**Instructions to follow**: Please retype the records below exactly, leaving out any pictures.

****************

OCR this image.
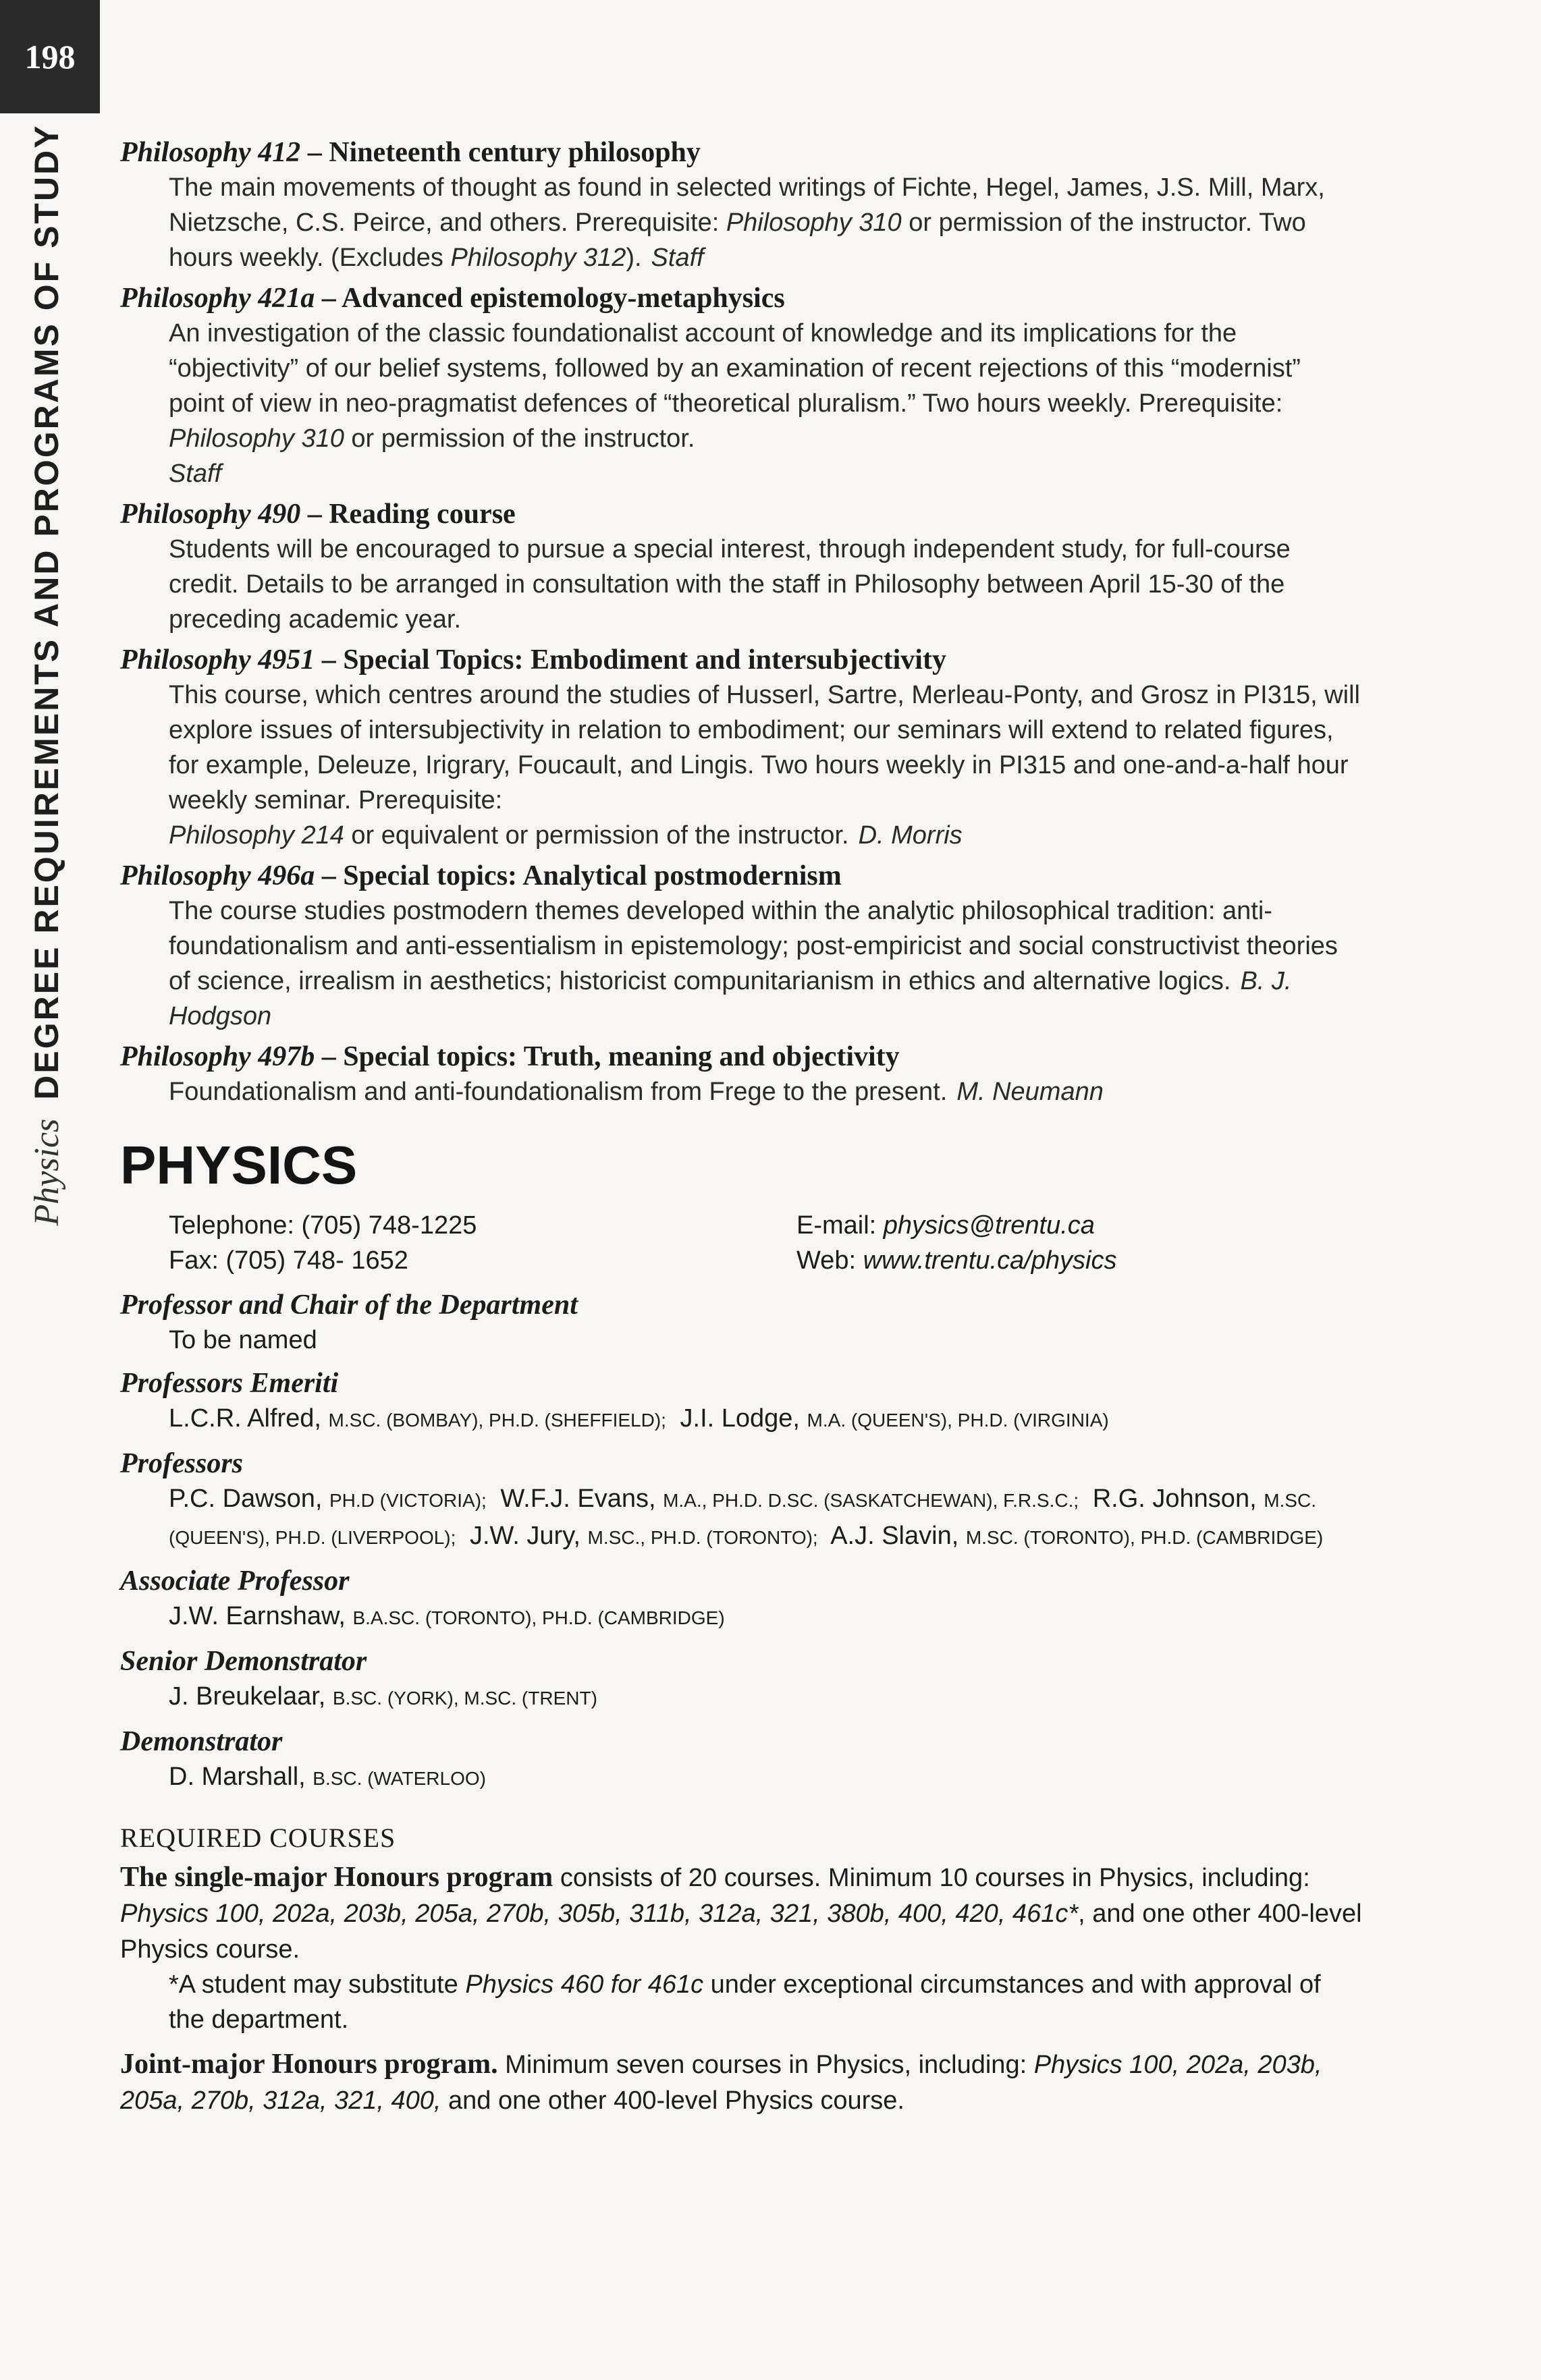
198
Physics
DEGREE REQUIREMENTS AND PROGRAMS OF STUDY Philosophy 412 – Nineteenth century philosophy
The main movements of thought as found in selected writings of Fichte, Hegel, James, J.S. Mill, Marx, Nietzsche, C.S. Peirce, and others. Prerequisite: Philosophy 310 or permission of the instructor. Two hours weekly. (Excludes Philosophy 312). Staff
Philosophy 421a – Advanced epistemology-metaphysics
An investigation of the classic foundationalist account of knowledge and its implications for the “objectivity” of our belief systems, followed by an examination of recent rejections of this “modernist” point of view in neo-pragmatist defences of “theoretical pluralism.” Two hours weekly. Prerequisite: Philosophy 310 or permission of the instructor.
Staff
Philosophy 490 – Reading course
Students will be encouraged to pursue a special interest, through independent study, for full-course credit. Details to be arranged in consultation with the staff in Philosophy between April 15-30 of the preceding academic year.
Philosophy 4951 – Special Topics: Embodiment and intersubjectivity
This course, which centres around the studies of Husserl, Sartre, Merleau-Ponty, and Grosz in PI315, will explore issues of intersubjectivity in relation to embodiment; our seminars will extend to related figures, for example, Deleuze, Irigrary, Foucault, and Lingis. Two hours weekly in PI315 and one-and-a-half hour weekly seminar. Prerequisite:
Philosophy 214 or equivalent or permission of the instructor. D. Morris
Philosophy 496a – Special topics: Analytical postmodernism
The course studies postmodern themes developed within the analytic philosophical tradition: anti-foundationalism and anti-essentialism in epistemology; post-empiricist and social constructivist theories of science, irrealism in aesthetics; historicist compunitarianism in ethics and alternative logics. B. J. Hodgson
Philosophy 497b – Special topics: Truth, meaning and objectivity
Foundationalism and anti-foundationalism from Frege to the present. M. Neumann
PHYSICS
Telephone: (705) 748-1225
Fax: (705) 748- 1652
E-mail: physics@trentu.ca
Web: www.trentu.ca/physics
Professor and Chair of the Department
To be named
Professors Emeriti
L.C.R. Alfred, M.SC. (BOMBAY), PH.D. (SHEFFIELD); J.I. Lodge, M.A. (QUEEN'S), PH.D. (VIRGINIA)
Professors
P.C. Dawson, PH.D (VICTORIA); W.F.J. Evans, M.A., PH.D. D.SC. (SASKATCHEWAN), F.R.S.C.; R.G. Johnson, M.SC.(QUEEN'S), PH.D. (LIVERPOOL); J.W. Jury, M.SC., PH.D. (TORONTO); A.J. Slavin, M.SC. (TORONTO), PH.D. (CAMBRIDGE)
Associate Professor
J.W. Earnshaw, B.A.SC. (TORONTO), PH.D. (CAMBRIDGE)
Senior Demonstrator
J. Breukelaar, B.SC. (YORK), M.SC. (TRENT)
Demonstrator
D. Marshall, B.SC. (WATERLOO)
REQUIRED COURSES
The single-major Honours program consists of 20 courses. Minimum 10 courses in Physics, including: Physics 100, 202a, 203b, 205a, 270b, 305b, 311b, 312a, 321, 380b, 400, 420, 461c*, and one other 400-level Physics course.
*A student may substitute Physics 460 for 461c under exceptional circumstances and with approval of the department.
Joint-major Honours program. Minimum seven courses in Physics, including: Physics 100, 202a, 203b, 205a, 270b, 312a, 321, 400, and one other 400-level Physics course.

****************

**Task solution**:
OCR this image.
198
Physics
DEGREE REQUIREMENTS AND PROGRAMS OF STUDY Philosophy 412 – Nineteenth century philosophy
The main movements of thought as found in selected writings of Fichte, Hegel, James, J.S. Mill, Marx, Nietzsche, C.S. Peirce, and others. Prerequisite: Philosophy 310 or permission of the instructor. Two hours weekly. (Excludes Philosophy 312). Staff
Philosophy 421a – Advanced epistemology-metaphysics
An investigation of the classic foundationalist account of knowledge and its implications for the “objectivity” of our belief systems, followed by an examination of recent rejections of this “modernist” point of view in neo-pragmatist defences of “theoretical pluralism.” Two hours weekly. Prerequisite: Philosophy 310 or permission of the instructor.
Staff
Philosophy 490 – Reading course
Students will be encouraged to pursue a special interest, through independent study, for full-course credit. Details to be arranged in consultation with the staff in Philosophy between April 15-30 of the preceding academic year.
Philosophy 4951 – Special Topics: Embodiment and intersubjectivity
This course, which centres around the studies of Husserl, Sartre, Merleau-Ponty, and Grosz in PI315, will explore issues of intersubjectivity in relation to embodiment; our seminars will extend to related figures, for example, Deleuze, Irigrary, Foucault, and Lingis. Two hours weekly in PI315 and one-and-a-half hour weekly seminar. Prerequisite:
Philosophy 214 or equivalent or permission of the instructor. D. Morris
Philosophy 496a – Special topics: Analytical postmodernism
The course studies postmodern themes developed within the analytic philosophical tradition: anti-foundationalism and anti-essentialism in epistemology; post-empiricist and social constructivist theories of science, irrealism in aesthetics; historicist compunitarianism in ethics and alternative logics. B. J. Hodgson
Philosophy 497b – Special topics: Truth, meaning and objectivity
Foundationalism and anti-foundationalism from Frege to the present. M. Neumann
PHYSICS
Telephone: (705) 748-1225
Fax: (705) 748- 1652
E-mail: physics@trentu.ca
Web: www.trentu.ca/physics
Professor and Chair of the Department
To be named
Professors Emeriti
L.C.R. Alfred, M.SC. (BOMBAY), PH.D. (SHEFFIELD); J.I. Lodge, M.A. (QUEEN'S), PH.D. (VIRGINIA)
Professors
P.C. Dawson, PH.D (VICTORIA); W.F.J. Evans, M.A., PH.D. D.SC. (SASKATCHEWAN), F.R.S.C.; R.G. Johnson, M.SC.(QUEEN'S), PH.D. (LIVERPOOL); J.W. Jury, M.SC., PH.D. (TORONTO); A.J. Slavin, M.SC. (TORONTO), PH.D. (CAMBRIDGE)
Associate Professor
J.W. Earnshaw, B.A.SC. (TORONTO), PH.D. (CAMBRIDGE)
Senior Demonstrator
J. Breukelaar, B.SC. (YORK), M.SC. (TRENT)
Demonstrator
D. Marshall, B.SC. (WATERLOO)
REQUIRED COURSES
The single-major Honours program consists of 20 courses. Minimum 10 courses in Physics, including: Physics 100, 202a, 203b, 205a, 270b, 305b, 311b, 312a, 321, 380b, 400, 420, 461c*, and one other 400-level Physics course.
*A student may substitute Physics 460 for 461c under exceptional circumstances and with approval of the department.
Joint-major Honours program. Minimum seven courses in Physics, including: Physics 100, 202a, 203b, 205a, 270b, 312a, 321, 400, and one other 400-level Physics course.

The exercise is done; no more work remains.